**GIVEN ENTRIES**.
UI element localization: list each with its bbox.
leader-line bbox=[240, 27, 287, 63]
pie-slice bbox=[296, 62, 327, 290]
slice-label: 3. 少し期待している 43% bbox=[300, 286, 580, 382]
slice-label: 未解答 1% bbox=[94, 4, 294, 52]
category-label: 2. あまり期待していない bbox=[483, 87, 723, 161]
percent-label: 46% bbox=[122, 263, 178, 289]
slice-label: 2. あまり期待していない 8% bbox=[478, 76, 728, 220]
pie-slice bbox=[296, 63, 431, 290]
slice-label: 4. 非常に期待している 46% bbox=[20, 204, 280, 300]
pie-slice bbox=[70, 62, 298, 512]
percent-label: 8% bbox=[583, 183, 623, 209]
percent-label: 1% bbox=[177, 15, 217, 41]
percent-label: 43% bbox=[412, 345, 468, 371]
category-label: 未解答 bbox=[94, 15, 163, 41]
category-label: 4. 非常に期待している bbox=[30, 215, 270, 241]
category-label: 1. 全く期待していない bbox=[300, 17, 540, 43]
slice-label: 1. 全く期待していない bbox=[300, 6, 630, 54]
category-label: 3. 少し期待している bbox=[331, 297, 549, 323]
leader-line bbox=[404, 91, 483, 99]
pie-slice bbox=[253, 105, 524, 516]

**TASK PROMPT**.
Copy all of the material above line for line, changing nothing.

**REPLY**.
UI element localization: list each with its bbox.
leader-line bbox=[240, 27, 287, 63]
pie-slice bbox=[296, 62, 327, 290]
slice-label: 3. 少し期待している 43% bbox=[300, 286, 580, 382]
slice-label: 未解答 1% bbox=[94, 4, 294, 52]
category-label: 2. あまり期待していない bbox=[483, 87, 723, 161]
percent-label: 46% bbox=[122, 263, 178, 289]
slice-label: 2. あまり期待していない 8% bbox=[478, 76, 728, 220]
pie-slice bbox=[296, 63, 431, 290]
slice-label: 4. 非常に期待している 46% bbox=[20, 204, 280, 300]
pie-slice bbox=[70, 62, 298, 512]
percent-label: 8% bbox=[583, 183, 623, 209]
percent-label: 1% bbox=[177, 15, 217, 41]
percent-label: 43% bbox=[412, 345, 468, 371]
category-label: 未解答 bbox=[94, 15, 163, 41]
category-label: 4. 非常に期待している bbox=[30, 215, 270, 241]
category-label: 1. 全く期待していない bbox=[300, 17, 540, 43]
slice-label: 1. 全く期待していない bbox=[300, 6, 630, 54]
category-label: 3. 少し期待している bbox=[331, 297, 549, 323]
leader-line bbox=[404, 91, 483, 99]
pie-slice bbox=[253, 105, 524, 516]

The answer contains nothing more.